◆ **TASK BRIEF**: Single out each line with the word "these" and copy it.

(Raw records)
--- Begin ---
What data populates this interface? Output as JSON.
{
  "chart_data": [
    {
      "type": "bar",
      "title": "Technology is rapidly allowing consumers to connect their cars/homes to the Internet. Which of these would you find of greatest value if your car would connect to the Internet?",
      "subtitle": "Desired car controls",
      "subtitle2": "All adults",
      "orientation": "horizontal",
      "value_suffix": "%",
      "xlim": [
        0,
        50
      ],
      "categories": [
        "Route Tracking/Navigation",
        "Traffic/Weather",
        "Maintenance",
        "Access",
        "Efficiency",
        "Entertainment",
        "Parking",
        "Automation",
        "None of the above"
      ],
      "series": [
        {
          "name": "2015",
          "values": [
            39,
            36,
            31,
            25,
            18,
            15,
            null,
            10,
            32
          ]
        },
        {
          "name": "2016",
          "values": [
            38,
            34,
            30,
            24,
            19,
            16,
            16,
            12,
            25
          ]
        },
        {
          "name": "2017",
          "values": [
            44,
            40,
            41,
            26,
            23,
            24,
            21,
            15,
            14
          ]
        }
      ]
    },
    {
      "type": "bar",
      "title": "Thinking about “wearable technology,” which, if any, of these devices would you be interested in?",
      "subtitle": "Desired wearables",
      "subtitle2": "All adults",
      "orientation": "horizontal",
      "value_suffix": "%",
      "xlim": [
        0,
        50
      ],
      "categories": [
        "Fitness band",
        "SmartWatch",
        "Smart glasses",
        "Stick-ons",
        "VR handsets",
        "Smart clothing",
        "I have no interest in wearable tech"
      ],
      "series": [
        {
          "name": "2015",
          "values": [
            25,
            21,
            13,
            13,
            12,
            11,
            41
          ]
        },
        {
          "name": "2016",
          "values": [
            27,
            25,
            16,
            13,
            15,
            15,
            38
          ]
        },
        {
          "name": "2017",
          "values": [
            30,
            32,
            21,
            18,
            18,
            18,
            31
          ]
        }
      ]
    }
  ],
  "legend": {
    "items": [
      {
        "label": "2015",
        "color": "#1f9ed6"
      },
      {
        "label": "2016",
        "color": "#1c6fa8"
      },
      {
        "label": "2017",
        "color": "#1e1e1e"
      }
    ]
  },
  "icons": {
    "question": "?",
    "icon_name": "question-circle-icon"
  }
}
--- End ---
◆ **RESULT OF THE EXERCISE**:
      "title": "Technology is rapidly allowing consumers to connect their cars/homes to the Internet. Which of these would you find of greatest value if your car would connect to the Internet?",
      "title": "Thinking about “wearable technology,” which, if any, of these devices would you be interested in?",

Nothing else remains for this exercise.